BRIEF:
Go through the listing below and list every line with "real".

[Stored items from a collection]
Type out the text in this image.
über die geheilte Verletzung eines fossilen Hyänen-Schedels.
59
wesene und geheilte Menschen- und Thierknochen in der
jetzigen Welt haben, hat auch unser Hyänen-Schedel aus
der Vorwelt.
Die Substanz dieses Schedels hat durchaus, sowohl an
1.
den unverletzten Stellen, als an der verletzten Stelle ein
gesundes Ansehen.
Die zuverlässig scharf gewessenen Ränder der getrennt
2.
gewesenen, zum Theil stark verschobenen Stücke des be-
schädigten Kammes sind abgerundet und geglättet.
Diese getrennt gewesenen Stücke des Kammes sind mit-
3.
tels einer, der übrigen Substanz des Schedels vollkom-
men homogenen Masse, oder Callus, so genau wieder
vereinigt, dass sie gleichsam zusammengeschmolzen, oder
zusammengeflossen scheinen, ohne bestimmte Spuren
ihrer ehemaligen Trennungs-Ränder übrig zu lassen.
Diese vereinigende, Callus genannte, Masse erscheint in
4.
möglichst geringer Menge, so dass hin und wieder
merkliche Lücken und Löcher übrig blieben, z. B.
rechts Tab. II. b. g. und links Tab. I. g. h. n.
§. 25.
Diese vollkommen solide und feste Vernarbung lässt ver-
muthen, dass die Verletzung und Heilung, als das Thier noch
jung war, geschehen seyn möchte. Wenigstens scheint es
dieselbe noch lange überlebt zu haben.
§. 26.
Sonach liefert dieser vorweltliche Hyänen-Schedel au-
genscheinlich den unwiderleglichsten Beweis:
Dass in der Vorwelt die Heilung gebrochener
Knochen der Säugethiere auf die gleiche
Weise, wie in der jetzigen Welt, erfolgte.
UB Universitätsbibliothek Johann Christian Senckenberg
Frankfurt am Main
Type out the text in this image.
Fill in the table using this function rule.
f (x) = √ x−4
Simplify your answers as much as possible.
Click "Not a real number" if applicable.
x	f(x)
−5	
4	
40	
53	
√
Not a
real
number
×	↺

IN RESPONSE:
Click "Not a real number" if applicable.
real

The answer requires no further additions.